**** DATA IN THIS EXERCISE

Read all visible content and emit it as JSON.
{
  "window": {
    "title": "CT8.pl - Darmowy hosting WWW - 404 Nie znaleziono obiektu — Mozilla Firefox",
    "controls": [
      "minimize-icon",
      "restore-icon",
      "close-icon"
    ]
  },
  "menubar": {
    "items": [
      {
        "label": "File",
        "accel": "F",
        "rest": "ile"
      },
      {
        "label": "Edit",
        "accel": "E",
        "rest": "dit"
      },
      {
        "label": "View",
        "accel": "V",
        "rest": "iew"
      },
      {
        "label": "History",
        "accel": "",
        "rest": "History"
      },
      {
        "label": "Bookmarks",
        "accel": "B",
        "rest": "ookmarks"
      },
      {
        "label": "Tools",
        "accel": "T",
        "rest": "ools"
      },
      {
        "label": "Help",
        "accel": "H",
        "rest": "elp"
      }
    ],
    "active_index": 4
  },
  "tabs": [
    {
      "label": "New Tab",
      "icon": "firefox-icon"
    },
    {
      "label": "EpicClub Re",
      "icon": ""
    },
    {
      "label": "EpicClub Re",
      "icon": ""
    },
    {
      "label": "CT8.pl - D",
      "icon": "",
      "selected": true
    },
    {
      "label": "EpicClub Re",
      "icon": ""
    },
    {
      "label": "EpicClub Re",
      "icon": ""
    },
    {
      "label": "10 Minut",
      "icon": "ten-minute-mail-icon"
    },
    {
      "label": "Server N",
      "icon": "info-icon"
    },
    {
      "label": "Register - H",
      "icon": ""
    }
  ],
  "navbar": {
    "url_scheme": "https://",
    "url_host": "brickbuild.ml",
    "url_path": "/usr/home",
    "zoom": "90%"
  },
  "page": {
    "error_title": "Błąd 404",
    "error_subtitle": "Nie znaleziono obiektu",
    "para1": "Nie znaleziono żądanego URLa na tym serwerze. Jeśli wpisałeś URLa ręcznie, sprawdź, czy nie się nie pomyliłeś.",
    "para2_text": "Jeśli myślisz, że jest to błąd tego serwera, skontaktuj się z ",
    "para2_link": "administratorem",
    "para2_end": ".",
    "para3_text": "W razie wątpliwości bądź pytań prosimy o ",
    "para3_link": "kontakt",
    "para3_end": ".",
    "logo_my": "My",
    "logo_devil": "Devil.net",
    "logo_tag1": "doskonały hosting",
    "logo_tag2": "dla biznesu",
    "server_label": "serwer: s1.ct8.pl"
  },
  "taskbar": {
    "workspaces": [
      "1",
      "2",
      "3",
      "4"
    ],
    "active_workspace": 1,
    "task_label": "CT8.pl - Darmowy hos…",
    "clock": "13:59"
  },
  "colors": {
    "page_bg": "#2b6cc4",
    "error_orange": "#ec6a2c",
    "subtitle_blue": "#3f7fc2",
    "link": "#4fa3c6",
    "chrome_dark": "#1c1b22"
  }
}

********

WRITTEN INSTRUCTION:
Pull out all lines from the entries above in which the word "obiektu" appears.

OUTPUT FOR THIS TASK:
    "title": "CT8.pl - Darmowy hosting WWW - 404 Nie znaleziono obiektu — Mozilla Firefox",
    "error_subtitle": "Nie znaleziono obiektu",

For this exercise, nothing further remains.